Dataset excerpt:
+===+
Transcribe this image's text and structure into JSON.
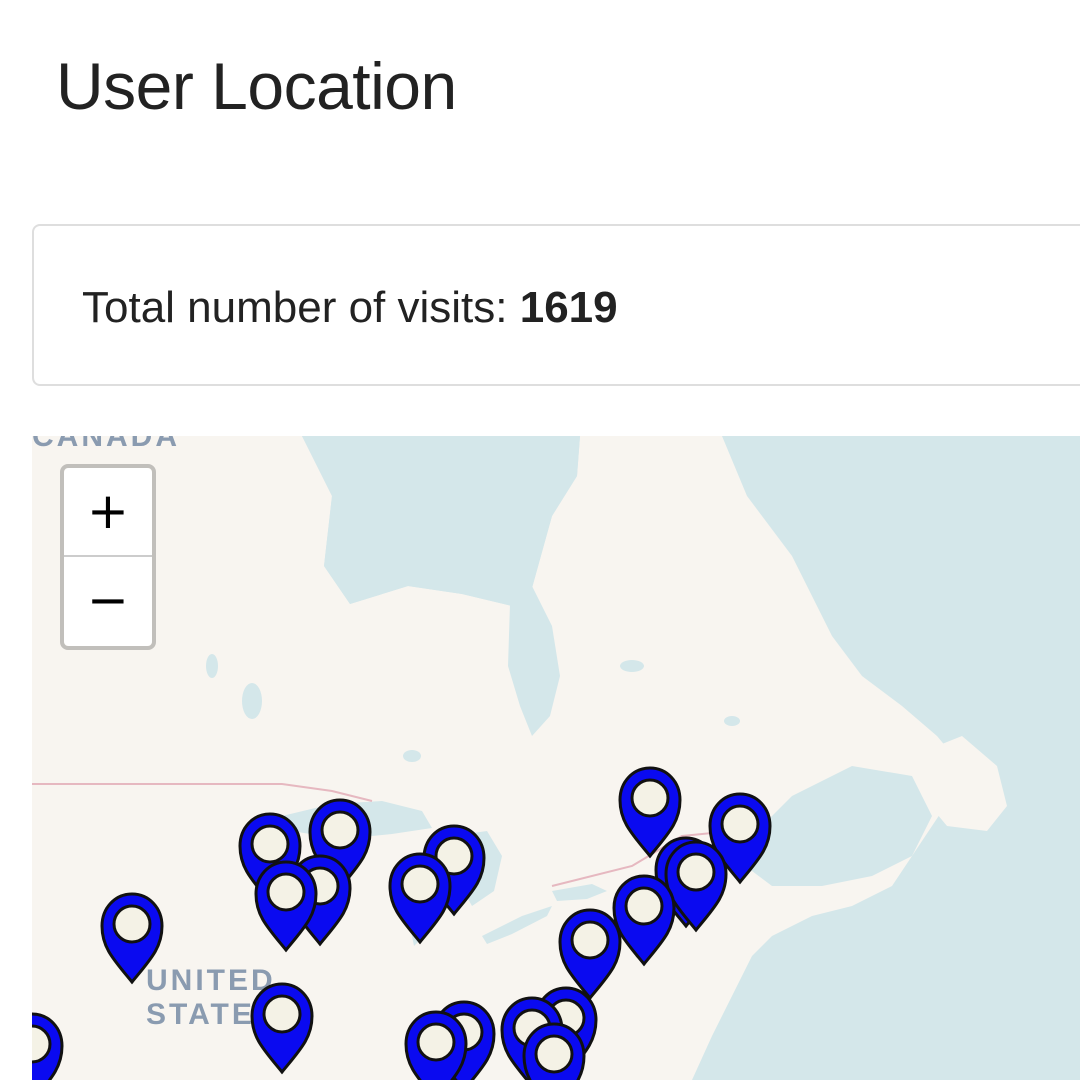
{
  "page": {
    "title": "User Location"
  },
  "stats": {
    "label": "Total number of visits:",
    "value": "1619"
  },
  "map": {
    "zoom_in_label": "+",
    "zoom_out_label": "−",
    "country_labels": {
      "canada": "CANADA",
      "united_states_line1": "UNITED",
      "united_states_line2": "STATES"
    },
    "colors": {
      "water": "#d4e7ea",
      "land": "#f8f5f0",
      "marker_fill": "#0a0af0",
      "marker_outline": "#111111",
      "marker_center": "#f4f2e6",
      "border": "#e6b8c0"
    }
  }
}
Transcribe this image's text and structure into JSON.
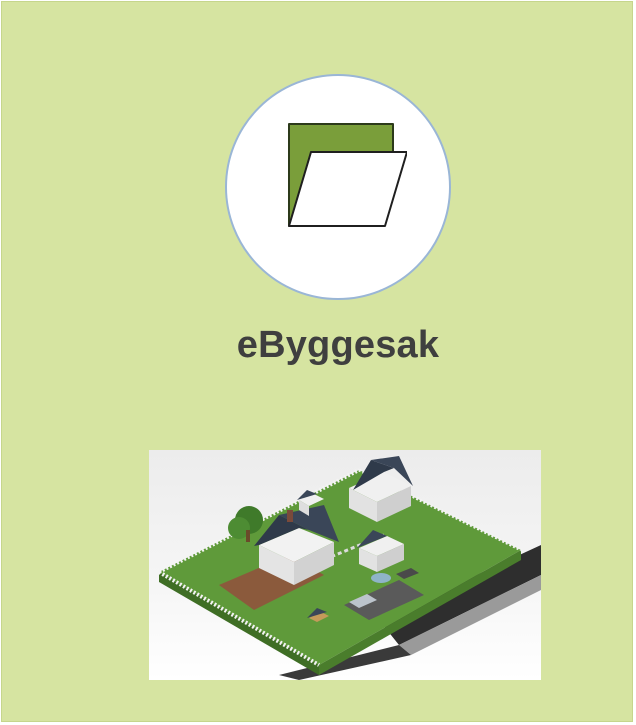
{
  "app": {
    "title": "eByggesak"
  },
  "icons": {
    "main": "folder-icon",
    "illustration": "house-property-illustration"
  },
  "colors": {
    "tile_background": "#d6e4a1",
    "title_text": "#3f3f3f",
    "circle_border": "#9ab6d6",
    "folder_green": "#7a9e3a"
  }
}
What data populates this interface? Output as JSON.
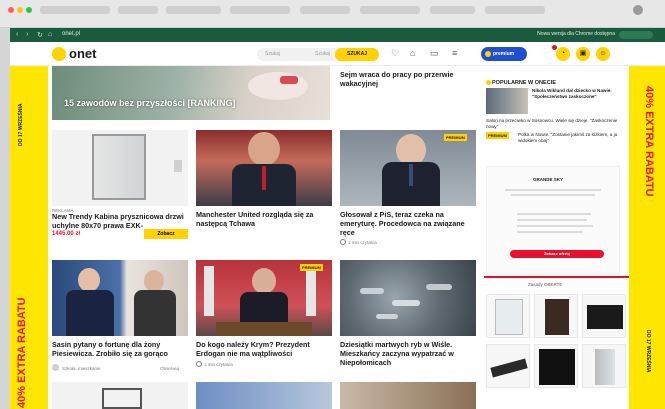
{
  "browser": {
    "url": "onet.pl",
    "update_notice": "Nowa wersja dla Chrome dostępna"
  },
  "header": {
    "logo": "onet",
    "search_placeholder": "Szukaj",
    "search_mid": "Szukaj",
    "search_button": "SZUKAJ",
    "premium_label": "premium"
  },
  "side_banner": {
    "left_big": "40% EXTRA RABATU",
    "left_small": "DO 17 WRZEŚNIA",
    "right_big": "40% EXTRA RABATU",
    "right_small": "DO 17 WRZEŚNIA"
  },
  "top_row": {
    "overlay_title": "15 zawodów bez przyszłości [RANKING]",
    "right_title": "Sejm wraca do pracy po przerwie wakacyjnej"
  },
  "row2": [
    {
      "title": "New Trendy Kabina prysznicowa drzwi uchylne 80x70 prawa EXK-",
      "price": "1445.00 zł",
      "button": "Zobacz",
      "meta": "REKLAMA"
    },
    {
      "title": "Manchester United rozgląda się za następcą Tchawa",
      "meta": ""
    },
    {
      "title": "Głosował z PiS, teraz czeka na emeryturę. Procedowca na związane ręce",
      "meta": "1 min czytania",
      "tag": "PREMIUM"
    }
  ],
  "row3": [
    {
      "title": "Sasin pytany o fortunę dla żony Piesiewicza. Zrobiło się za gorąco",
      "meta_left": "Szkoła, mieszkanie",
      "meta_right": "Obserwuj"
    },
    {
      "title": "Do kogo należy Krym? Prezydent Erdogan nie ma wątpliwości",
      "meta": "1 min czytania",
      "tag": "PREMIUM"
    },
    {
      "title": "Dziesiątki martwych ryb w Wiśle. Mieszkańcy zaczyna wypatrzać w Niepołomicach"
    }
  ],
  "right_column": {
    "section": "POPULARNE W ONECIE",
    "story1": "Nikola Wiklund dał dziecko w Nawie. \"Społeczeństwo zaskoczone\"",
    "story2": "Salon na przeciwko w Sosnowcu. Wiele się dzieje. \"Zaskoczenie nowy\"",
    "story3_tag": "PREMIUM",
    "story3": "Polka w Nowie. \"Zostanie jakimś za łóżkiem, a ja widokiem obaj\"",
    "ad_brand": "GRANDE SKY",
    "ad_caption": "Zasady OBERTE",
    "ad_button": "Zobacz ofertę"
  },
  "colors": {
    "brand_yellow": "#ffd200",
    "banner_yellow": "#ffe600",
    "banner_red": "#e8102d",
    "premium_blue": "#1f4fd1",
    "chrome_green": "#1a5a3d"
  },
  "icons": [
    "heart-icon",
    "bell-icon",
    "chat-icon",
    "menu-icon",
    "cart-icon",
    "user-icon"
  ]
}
+===+
● **Problem description**: Each line in the records above should be reproduced exactly; images are not copied.

● **Solved problem**:
Transcribe this image's text and structure into JSON.
{
  "page": {
    "title": "User Location"
  },
  "stats": {
    "label": "Total number of visits:",
    "value": "1619"
  },
  "map": {
    "zoom_in_label": "+",
    "zoom_out_label": "−",
    "country_labels": {
      "canada": "CANADA",
      "united_states_line1": "UNITED",
      "united_states_line2": "STATES"
    },
    "colors": {
      "water": "#d4e7ea",
      "land": "#f8f5f0",
      "marker_fill": "#0a0af0",
      "marker_outline": "#111111",
      "marker_center": "#f4f2e6",
      "border": "#e6b8c0"
    }
  }
}
Transcribe this image's text and structure into JSON.
{
  "app": {
    "title": "eByggesak"
  },
  "icons": {
    "main": "folder-icon",
    "illustration": "house-property-illustration"
  },
  "colors": {
    "tile_background": "#d6e4a1",
    "title_text": "#3f3f3f",
    "circle_border": "#9ab6d6",
    "folder_green": "#7a9e3a"
  }
}
What data populates this interface? Output as JSON.
{
  "browser": {
    "url": "onet.pl",
    "update_notice": "Nowa wersja dla Chrome dostępna"
  },
  "header": {
    "logo": "onet",
    "search_placeholder": "Szukaj",
    "search_mid": "Szukaj",
    "search_button": "SZUKAJ",
    "premium_label": "premium"
  },
  "side_banner": {
    "left_big": "40% EXTRA RABATU",
    "left_small": "DO 17 WRZEŚNIA",
    "right_big": "40% EXTRA RABATU",
    "right_small": "DO 17 WRZEŚNIA"
  },
  "top_row": {
    "overlay_title": "15 zawodów bez przyszłości [RANKING]",
    "right_title": "Sejm wraca do pracy po przerwie wakacyjnej"
  },
  "row2": [
    {
      "title": "New Trendy Kabina prysznicowa drzwi uchylne 80x70 prawa EXK-",
      "price": "1445.00 zł",
      "button": "Zobacz",
      "meta": "REKLAMA"
    },
    {
      "title": "Manchester United rozgląda się za następcą Tchawa",
      "meta": ""
    },
    {
      "title": "Głosował z PiS, teraz czeka na emeryturę. Procedowca na związane ręce",
      "meta": "1 min czytania",
      "tag": "PREMIUM"
    }
  ],
  "row3": [
    {
      "title": "Sasin pytany o fortunę dla żony Piesiewicza. Zrobiło się za gorąco",
      "meta_left": "Szkoła, mieszkanie",
      "meta_right": "Obserwuj"
    },
    {
      "title": "Do kogo należy Krym? Prezydent Erdogan nie ma wątpliwości",
      "meta": "1 min czytania",
      "tag": "PREMIUM"
    },
    {
      "title": "Dziesiątki martwych ryb w Wiśle. Mieszkańcy zaczyna wypatrzać w Niepołomicach"
    }
  ],
  "right_column": {
    "section": "POPULARNE W ONECIE",
    "story1": "Nikola Wiklund dał dziecko w Nawie. \"Społeczeństwo zaskoczone\"",
    "story2": "Salon na przeciwko w Sosnowcu. Wiele się dzieje. \"Zaskoczenie nowy\"",
    "story3_tag": "PREMIUM",
    "story3": "Polka w Nowie. \"Zostanie jakimś za łóżkiem, a ja widokiem obaj\"",
    "ad_brand": "GRANDE SKY",
    "ad_caption": "Zasady OBERTE",
    "ad_button": "Zobacz ofertę"
  },
  "colors": {
    "brand_yellow": "#ffd200",
    "banner_yellow": "#ffe600",
    "banner_red": "#e8102d",
    "premium_blue": "#1f4fd1",
    "chrome_green": "#1a5a3d"
  },
  "icons": [
    "heart-icon",
    "bell-icon",
    "chat-icon",
    "menu-icon",
    "cart-icon",
    "user-icon"
  ]
}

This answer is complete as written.